* **DATASET RECORDS**:

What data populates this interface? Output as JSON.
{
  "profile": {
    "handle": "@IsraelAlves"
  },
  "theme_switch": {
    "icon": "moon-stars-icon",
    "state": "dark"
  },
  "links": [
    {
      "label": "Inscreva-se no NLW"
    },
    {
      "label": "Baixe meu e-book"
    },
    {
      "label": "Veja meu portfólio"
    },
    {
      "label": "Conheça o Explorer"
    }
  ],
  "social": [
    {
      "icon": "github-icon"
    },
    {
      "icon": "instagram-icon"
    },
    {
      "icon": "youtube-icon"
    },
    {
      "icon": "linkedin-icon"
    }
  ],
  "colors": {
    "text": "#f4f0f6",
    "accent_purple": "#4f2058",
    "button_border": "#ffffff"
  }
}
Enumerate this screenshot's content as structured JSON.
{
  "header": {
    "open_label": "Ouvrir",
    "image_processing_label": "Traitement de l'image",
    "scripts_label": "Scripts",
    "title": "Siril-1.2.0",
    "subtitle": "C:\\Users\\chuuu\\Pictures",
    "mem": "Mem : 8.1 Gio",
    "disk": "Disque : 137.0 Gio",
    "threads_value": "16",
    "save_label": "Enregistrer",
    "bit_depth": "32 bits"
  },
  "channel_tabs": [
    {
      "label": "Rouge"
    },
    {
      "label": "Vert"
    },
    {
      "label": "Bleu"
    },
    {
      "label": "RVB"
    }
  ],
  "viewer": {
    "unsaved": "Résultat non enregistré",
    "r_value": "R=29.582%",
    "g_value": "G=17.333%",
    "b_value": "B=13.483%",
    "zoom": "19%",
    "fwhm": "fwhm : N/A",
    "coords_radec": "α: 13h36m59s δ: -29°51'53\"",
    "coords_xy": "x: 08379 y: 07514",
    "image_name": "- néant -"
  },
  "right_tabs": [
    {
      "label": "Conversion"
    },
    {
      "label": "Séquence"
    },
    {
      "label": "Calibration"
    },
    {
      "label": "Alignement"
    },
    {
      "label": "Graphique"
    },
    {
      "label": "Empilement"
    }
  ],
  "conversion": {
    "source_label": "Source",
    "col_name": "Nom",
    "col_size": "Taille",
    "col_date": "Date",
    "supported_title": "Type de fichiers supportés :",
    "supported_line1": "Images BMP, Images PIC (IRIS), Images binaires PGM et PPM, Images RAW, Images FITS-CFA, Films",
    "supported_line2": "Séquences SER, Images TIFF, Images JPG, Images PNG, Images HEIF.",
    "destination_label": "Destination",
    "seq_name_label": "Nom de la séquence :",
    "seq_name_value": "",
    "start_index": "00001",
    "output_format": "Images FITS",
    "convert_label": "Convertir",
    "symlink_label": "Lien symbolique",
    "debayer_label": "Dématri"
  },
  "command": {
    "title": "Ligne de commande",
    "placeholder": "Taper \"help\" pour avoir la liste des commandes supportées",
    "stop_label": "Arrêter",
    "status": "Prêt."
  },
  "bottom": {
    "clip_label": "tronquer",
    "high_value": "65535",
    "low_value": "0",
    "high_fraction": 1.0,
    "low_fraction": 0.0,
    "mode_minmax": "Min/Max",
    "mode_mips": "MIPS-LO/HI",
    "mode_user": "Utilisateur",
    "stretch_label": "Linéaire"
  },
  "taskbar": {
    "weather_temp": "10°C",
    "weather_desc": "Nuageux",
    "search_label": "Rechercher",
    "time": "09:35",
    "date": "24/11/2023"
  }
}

* **REQUIREMENTS**:
Pick out and copy every line that contains the word "JSON".

* **SOLUTION FOR THIS EXERCISE**:
What data populates this interface? Output as JSON.
Enumerate this screenshot's content as structured JSON.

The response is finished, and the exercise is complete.